(Dataset records)
■ ■ ■ ■ ■

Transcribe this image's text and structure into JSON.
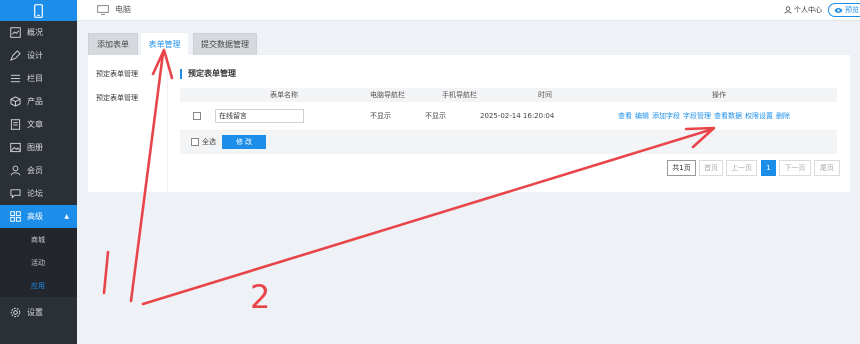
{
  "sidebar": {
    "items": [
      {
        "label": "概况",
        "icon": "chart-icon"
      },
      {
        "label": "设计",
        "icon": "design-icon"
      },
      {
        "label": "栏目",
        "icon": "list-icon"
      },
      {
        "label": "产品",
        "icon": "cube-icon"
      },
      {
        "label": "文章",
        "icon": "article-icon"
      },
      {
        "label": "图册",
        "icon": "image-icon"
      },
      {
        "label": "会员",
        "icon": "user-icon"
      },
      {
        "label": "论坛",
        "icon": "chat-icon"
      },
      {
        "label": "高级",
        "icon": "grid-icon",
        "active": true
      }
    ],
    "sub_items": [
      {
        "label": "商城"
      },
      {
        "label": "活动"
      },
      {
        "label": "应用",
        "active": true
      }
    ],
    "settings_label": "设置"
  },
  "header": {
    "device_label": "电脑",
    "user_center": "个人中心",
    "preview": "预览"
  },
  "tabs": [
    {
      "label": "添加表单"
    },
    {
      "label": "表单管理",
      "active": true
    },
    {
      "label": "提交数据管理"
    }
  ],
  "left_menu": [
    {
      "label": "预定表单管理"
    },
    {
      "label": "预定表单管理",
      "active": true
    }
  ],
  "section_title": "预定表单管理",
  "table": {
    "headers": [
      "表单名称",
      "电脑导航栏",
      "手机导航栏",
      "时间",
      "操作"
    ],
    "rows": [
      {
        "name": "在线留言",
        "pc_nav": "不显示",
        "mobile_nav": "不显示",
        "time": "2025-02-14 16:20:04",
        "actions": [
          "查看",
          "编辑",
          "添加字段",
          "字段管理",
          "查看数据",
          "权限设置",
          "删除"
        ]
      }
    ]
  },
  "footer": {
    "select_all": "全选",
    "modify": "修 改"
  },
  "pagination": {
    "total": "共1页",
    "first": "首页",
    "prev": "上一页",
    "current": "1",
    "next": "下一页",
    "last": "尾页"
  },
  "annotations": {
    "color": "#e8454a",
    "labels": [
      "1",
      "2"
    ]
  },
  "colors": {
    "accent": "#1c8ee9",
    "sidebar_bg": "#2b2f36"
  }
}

■ ■ ■ ■ ■

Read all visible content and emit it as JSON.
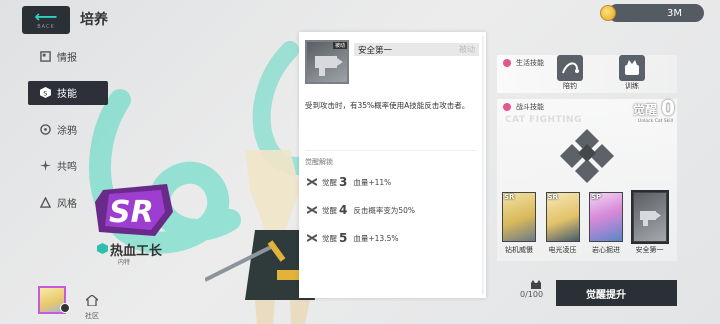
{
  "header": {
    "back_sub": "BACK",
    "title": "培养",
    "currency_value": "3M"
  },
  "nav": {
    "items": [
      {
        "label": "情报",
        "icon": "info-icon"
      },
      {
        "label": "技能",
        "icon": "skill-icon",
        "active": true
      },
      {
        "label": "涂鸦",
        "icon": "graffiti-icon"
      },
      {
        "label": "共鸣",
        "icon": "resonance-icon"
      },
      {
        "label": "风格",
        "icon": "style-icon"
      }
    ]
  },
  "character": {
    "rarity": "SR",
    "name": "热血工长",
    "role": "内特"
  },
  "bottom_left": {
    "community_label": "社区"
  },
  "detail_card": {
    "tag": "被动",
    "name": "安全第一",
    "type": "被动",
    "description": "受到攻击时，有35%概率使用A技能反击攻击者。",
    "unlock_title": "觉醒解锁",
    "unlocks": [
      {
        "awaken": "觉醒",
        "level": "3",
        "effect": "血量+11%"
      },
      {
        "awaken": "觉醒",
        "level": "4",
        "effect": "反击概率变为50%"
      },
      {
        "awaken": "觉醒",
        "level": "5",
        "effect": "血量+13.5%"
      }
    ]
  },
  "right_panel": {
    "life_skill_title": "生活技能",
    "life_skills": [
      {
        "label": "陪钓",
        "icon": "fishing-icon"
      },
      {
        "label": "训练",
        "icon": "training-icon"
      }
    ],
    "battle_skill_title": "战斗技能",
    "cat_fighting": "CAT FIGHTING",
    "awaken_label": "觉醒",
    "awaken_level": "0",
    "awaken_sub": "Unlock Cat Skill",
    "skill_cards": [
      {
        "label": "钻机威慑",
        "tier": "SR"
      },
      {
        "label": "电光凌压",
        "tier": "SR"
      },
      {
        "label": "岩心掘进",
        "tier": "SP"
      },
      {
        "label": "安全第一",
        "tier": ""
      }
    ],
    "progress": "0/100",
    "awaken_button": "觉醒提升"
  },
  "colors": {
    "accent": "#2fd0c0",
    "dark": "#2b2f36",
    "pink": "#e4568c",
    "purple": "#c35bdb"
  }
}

■ ■ ■ ■ ■

### TASK OBJECTIVE:
From the listing above, collect each line in which the string "JSON" appears.

### OUTPUT OF THE EXERCISE:
Transcribe this image's text and structure into JSON.
Read all visible content and emit it as JSON.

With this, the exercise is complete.